What you should do
Copy every line that holds "bindings".

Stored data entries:
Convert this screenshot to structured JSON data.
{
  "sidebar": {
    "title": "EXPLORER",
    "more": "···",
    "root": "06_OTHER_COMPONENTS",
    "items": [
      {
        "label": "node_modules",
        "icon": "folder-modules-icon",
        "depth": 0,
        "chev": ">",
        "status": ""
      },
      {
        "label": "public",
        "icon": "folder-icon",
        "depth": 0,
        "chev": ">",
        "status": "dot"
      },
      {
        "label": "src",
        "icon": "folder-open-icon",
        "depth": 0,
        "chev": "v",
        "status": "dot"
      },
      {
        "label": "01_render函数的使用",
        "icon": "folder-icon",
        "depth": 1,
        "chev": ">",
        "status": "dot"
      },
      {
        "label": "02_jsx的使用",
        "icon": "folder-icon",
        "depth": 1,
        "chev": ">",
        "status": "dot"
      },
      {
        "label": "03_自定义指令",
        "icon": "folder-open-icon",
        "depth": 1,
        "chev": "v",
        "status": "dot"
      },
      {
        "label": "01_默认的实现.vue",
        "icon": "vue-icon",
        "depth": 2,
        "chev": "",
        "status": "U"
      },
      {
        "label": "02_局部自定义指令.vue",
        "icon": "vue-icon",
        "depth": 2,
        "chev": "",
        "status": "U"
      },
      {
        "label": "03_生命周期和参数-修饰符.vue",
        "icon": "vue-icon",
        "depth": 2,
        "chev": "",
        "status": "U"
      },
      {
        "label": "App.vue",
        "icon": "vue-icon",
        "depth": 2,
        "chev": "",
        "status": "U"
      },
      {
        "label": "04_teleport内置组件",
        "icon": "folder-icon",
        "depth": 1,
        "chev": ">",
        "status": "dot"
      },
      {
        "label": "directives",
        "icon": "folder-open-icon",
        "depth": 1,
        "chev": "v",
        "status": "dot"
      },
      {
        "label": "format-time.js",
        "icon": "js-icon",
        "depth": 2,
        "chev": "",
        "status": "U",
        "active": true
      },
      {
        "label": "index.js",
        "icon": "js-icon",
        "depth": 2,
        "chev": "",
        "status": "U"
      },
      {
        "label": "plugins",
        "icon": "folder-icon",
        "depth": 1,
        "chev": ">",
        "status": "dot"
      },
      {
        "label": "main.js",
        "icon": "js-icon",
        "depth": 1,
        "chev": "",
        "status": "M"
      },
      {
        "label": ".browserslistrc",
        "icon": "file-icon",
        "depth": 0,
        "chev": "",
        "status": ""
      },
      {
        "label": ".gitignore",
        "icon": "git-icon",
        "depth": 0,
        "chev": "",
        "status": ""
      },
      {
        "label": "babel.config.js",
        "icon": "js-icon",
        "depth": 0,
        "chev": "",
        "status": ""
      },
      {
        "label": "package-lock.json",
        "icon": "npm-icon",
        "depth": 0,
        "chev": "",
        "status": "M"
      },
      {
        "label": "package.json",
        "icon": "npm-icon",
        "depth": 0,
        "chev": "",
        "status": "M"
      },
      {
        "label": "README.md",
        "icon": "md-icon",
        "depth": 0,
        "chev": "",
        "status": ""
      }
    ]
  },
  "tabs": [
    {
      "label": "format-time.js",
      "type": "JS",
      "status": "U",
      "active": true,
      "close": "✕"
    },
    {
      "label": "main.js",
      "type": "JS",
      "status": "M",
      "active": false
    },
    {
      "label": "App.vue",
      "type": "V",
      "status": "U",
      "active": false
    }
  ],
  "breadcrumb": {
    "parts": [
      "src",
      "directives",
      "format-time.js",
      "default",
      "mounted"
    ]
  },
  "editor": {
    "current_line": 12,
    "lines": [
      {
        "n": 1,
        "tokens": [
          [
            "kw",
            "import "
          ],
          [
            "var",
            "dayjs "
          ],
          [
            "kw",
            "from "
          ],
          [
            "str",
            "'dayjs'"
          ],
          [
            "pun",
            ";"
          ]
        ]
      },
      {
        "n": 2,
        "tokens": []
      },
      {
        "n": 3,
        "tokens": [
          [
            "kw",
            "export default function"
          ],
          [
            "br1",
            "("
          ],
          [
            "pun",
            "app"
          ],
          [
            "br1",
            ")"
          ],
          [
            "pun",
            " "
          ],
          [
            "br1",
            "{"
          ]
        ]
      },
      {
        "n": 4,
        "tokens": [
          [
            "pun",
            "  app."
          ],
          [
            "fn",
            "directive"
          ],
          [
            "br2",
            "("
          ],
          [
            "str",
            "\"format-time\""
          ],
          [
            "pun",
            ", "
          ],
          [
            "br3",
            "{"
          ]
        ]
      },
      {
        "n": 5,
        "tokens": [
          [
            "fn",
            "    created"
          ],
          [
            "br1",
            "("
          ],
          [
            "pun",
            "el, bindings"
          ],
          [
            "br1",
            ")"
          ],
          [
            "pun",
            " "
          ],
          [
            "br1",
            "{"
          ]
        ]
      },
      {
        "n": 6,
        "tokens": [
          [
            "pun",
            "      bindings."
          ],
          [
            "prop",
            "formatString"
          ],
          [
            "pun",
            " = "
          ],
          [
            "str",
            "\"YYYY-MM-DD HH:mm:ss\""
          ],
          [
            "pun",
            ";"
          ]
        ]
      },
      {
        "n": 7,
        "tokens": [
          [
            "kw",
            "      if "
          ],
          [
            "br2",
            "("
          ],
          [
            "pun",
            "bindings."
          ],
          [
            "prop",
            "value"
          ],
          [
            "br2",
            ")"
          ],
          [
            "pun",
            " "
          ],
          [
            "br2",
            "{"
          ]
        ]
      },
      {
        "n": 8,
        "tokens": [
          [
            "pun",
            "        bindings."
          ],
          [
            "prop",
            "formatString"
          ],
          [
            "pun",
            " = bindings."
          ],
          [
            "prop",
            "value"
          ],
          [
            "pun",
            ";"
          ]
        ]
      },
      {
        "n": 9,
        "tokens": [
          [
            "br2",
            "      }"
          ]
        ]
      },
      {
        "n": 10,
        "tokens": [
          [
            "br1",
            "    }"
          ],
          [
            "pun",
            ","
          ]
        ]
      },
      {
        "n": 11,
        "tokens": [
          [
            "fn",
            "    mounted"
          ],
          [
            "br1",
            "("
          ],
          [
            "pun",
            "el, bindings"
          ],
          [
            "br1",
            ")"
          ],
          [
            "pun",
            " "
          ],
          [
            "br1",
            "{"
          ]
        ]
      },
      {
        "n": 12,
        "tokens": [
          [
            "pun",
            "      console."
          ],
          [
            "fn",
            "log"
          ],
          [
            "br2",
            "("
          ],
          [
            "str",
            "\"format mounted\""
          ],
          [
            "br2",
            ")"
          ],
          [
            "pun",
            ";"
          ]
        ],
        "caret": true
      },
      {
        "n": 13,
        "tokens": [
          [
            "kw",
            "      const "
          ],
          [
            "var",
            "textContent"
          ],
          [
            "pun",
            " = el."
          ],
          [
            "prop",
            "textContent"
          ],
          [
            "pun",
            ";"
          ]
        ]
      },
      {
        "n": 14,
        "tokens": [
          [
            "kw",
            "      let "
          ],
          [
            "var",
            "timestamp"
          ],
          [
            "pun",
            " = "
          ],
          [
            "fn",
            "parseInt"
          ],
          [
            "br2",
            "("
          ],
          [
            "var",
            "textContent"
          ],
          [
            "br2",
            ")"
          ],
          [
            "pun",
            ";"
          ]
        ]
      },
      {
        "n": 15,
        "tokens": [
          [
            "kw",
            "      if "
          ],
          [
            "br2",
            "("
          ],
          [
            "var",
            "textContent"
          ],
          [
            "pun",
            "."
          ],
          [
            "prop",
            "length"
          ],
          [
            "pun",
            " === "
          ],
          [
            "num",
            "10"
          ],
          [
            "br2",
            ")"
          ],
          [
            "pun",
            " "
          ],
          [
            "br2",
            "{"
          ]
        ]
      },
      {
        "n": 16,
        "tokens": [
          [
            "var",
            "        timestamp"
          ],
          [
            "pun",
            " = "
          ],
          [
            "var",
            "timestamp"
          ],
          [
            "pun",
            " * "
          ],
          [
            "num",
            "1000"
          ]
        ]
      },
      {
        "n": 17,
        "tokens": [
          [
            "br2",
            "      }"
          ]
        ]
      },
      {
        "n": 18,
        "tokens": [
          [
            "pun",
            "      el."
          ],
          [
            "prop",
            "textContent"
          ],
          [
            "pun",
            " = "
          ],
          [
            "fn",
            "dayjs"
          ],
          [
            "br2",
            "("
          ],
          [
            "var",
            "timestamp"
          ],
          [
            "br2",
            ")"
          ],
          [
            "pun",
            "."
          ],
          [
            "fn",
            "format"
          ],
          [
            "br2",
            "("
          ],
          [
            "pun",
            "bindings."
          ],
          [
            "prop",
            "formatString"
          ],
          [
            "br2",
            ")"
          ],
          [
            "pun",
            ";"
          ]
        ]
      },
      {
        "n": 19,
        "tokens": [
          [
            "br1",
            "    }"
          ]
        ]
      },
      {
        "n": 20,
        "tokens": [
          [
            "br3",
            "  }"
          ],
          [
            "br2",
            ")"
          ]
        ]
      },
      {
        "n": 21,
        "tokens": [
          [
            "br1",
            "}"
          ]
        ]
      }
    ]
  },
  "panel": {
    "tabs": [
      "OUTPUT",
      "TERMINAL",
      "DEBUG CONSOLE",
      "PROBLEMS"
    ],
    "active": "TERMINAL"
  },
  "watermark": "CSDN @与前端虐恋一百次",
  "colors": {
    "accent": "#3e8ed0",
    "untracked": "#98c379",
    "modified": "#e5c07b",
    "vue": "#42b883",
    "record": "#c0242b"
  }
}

Exercise result
            "el, bindings"
            "      bindings."
            "bindings."
            "        bindings."
            " = bindings."
            "el, bindings"
            "bindings."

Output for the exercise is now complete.